- _WRITTEN EXERCISE_:
Print the whole listing exactly.

[Saved data entries]
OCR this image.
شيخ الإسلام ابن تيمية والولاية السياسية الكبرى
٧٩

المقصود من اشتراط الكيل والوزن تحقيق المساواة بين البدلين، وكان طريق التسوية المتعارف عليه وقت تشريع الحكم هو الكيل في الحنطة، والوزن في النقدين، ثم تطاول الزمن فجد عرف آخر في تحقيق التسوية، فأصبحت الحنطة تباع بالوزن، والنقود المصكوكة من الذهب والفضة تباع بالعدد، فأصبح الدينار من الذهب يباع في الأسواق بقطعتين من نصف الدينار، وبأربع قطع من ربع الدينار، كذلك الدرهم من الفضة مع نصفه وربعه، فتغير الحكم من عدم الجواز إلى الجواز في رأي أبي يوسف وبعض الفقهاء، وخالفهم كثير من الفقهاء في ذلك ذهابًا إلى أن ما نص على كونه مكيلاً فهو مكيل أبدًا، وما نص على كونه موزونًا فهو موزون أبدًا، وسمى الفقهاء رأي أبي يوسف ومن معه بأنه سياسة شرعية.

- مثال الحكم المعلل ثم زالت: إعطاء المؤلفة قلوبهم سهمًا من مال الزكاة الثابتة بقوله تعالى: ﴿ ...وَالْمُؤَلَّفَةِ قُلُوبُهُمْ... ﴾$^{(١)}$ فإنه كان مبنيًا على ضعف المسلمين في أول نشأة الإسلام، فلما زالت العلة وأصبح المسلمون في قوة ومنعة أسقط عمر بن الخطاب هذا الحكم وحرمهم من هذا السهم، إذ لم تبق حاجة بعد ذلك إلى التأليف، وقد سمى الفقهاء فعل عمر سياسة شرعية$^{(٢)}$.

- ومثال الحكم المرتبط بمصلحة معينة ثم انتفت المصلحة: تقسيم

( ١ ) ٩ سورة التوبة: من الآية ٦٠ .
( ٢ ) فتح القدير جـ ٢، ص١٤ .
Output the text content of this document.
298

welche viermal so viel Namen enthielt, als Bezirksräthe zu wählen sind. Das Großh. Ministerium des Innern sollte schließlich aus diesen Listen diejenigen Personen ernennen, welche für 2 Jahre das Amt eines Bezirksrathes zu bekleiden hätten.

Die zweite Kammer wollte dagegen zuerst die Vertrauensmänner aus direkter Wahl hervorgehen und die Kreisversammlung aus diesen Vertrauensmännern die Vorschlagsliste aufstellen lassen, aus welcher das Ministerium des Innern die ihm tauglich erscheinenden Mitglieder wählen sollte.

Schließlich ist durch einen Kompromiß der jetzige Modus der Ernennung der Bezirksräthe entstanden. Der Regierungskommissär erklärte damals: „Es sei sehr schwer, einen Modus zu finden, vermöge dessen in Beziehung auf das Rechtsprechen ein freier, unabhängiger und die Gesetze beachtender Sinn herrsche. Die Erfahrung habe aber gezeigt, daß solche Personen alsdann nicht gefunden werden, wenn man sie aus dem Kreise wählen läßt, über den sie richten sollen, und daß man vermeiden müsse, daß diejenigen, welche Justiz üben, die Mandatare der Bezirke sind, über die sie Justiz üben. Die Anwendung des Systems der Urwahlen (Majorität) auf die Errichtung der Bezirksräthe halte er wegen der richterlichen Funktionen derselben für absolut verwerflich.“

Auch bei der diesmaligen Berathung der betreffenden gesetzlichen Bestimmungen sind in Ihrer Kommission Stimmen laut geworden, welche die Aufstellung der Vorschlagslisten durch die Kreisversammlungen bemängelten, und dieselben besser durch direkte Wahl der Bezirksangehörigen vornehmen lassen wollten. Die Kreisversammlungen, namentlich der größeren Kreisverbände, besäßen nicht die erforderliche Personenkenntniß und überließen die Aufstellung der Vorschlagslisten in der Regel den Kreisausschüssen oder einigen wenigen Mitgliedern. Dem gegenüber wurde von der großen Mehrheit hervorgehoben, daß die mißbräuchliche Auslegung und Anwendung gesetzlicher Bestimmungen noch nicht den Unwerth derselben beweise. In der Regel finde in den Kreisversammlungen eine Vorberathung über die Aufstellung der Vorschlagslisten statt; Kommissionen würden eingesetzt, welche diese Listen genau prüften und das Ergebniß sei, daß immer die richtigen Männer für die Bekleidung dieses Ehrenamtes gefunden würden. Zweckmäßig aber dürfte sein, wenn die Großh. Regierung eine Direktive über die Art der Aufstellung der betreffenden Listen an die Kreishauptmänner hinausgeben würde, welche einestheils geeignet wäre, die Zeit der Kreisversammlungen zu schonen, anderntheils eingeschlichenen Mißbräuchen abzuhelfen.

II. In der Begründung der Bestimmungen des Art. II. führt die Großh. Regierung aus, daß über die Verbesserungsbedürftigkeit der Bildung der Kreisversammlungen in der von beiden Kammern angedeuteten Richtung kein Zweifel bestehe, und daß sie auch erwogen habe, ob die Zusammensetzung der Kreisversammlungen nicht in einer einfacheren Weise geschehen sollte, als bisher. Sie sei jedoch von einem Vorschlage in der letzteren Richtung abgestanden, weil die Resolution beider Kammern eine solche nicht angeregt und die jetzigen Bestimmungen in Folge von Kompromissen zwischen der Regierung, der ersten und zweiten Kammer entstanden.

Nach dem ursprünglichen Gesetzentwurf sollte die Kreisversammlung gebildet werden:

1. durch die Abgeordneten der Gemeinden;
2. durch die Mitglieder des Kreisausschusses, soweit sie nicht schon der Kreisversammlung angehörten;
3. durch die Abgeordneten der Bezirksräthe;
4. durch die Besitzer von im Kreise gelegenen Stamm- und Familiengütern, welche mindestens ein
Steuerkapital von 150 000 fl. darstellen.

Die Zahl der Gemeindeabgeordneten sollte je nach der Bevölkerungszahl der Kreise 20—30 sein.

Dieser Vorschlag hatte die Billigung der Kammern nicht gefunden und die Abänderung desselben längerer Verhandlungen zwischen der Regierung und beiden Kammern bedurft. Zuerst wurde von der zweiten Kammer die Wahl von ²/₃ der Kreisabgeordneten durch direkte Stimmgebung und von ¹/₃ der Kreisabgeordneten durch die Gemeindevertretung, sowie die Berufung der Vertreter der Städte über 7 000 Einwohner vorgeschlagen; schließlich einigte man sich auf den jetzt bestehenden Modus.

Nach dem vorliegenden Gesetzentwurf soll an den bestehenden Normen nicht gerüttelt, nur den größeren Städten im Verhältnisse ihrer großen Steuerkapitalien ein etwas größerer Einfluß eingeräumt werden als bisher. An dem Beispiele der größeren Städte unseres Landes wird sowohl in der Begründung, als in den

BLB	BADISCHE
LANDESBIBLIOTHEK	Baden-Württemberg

- _EXERCISE RESPONSE_:
OCR this image.
شيخ الإسلام ابن تيمية والولاية السياسية الكبرى
٧٩

المقصود من اشتراط الكيل والوزن تحقيق المساواة بين البدلين، وكان طريق التسوية المتعارف عليه وقت تشريع الحكم هو الكيل في الحنطة، والوزن في النقدين، ثم تطاول الزمن فجد عرف آخر في تحقيق التسوية، فأصبحت الحنطة تباع بالوزن، والنقود المصكوكة من الذهب والفضة تباع بالعدد، فأصبح الدينار من الذهب يباع في الأسواق بقطعتين من نصف الدينار، وبأربع قطع من ربع الدينار، كذلك الدرهم من الفضة مع نصفه وربعه، فتغير الحكم من عدم الجواز إلى الجواز في رأي أبي يوسف وبعض الفقهاء، وخالفهم كثير من الفقهاء في ذلك ذهابًا إلى أن ما نص على كونه مكيلاً فهو مكيل أبدًا، وما نص على كونه موزونًا فهو موزون أبدًا، وسمى الفقهاء رأي أبي يوسف ومن معه بأنه سياسة شرعية.

- مثال الحكم المعلل ثم زالت: إعطاء المؤلفة قلوبهم سهمًا من مال الزكاة الثابتة بقوله تعالى: ﴿ ...وَالْمُؤَلَّفَةِ قُلُوبُهُمْ... ﴾$^{(١)}$ فإنه كان مبنيًا على ضعف المسلمين في أول نشأة الإسلام، فلما زالت العلة وأصبح المسلمون في قوة ومنعة أسقط عمر بن الخطاب هذا الحكم وحرمهم من هذا السهم، إذ لم تبق حاجة بعد ذلك إلى التأليف، وقد سمى الفقهاء فعل عمر سياسة شرعية$^{(٢)}$.

- ومثال الحكم المرتبط بمصلحة معينة ثم انتفت المصلحة: تقسيم

( ١ ) ٩ سورة التوبة: من الآية ٦٠ .
( ٢ ) فتح القدير جـ ٢، ص١٤ .
Output the text content of this document.
298

welche viermal so viel Namen enthielt, als Bezirksräthe zu wählen sind. Das Großh. Ministerium des Innern sollte schließlich aus diesen Listen diejenigen Personen ernennen, welche für 2 Jahre das Amt eines Bezirksrathes zu bekleiden hätten.

Die zweite Kammer wollte dagegen zuerst die Vertrauensmänner aus direkter Wahl hervorgehen und die Kreisversammlung aus diesen Vertrauensmännern die Vorschlagsliste aufstellen lassen, aus welcher das Ministerium des Innern die ihm tauglich erscheinenden Mitglieder wählen sollte.

Schließlich ist durch einen Kompromiß der jetzige Modus der Ernennung der Bezirksräthe entstanden. Der Regierungskommissär erklärte damals: „Es sei sehr schwer, einen Modus zu finden, vermöge dessen in Beziehung auf das Rechtsprechen ein freier, unabhängiger und die Gesetze beachtender Sinn herrsche. Die Erfahrung habe aber gezeigt, daß solche Personen alsdann nicht gefunden werden, wenn man sie aus dem Kreise wählen läßt, über den sie richten sollen, und daß man vermeiden müsse, daß diejenigen, welche Justiz üben, die Mandatare der Bezirke sind, über die sie Justiz üben. Die Anwendung des Systems der Urwahlen (Majorität) auf die Errichtung der Bezirksräthe halte er wegen der richterlichen Funktionen derselben für absolut verwerflich.“

Auch bei der diesmaligen Berathung der betreffenden gesetzlichen Bestimmungen sind in Ihrer Kommission Stimmen laut geworden, welche die Aufstellung der Vorschlagslisten durch die Kreisversammlungen bemängelten, und dieselben besser durch direkte Wahl der Bezirksangehörigen vornehmen lassen wollten. Die Kreisversammlungen, namentlich der größeren Kreisverbände, besäßen nicht die erforderliche Personenkenntniß und überließen die Aufstellung der Vorschlagslisten in der Regel den Kreisausschüssen oder einigen wenigen Mitgliedern. Dem gegenüber wurde von der großen Mehrheit hervorgehoben, daß die mißbräuchliche Auslegung und Anwendung gesetzlicher Bestimmungen noch nicht den Unwerth derselben beweise. In der Regel finde in den Kreisversammlungen eine Vorberathung über die Aufstellung der Vorschlagslisten statt; Kommissionen würden eingesetzt, welche diese Listen genau prüften und das Ergebniß sei, daß immer die richtigen Männer für die Bekleidung dieses Ehrenamtes gefunden würden. Zweckmäßig aber dürfte sein, wenn die Großh. Regierung eine Direktive über die Art der Aufstellung der betreffenden Listen an die Kreishauptmänner hinausgeben würde, welche einestheils geeignet wäre, die Zeit der Kreisversammlungen zu schonen, anderntheils eingeschlichenen Mißbräuchen abzuhelfen.

II. In der Begründung der Bestimmungen des Art. II. führt die Großh. Regierung aus, daß über die Verbesserungsbedürftigkeit der Bildung der Kreisversammlungen in der von beiden Kammern angedeuteten Richtung kein Zweifel bestehe, und daß sie auch erwogen habe, ob die Zusammensetzung der Kreisversammlungen nicht in einer einfacheren Weise geschehen sollte, als bisher. Sie sei jedoch von einem Vorschlage in der letzteren Richtung abgestanden, weil die Resolution beider Kammern eine solche nicht angeregt und die jetzigen Bestimmungen in Folge von Kompromissen zwischen der Regierung, der ersten und zweiten Kammer entstanden.

Nach dem ursprünglichen Gesetzentwurf sollte die Kreisversammlung gebildet werden:

1. durch die Abgeordneten der Gemeinden;
2. durch die Mitglieder des Kreisausschusses, soweit sie nicht schon der Kreisversammlung angehörten;
3. durch die Abgeordneten der Bezirksräthe;
4. durch die Besitzer von im Kreise gelegenen Stamm- und Familiengütern, welche mindestens ein
Steuerkapital von 150 000 fl. darstellen.

Die Zahl der Gemeindeabgeordneten sollte je nach der Bevölkerungszahl der Kreise 20—30 sein.

Dieser Vorschlag hatte die Billigung der Kammern nicht gefunden und die Abänderung desselben längerer Verhandlungen zwischen der Regierung und beiden Kammern bedurft. Zuerst wurde von der zweiten Kammer die Wahl von ²/₃ der Kreisabgeordneten durch direkte Stimmgebung und von ¹/₃ der Kreisabgeordneten durch die Gemeindevertretung, sowie die Berufung der Vertreter der Städte über 7 000 Einwohner vorgeschlagen; schließlich einigte man sich auf den jetzt bestehenden Modus.

Nach dem vorliegenden Gesetzentwurf soll an den bestehenden Normen nicht gerüttelt, nur den größeren Städten im Verhältnisse ihrer großen Steuerkapitalien ein etwas größerer Einfluß eingeräumt werden als bisher. An dem Beispiele der größeren Städte unseres Landes wird sowohl in der Begründung, als in den

BLB	BADISCHE
LANDESBIBLIOTHEK	Baden-Württemberg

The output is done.